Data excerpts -
§
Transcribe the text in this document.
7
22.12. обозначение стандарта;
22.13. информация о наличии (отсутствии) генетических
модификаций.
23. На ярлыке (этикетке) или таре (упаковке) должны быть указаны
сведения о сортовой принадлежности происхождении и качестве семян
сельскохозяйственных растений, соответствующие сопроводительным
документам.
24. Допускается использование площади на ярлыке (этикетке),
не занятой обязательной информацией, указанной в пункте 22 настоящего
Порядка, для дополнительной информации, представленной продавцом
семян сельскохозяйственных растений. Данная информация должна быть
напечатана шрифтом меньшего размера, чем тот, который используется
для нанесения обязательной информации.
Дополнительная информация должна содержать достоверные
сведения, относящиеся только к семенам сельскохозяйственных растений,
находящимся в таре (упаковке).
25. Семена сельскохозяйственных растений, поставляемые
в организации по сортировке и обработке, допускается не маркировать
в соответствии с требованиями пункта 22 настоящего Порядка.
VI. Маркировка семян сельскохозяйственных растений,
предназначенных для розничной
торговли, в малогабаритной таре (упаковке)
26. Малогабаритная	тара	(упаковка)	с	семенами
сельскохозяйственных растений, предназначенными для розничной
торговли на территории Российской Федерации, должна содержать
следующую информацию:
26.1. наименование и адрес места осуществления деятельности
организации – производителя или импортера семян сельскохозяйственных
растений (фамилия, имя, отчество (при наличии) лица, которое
§
Find and count the lines of the data that include the string "торговли", and report that figure by itself.

2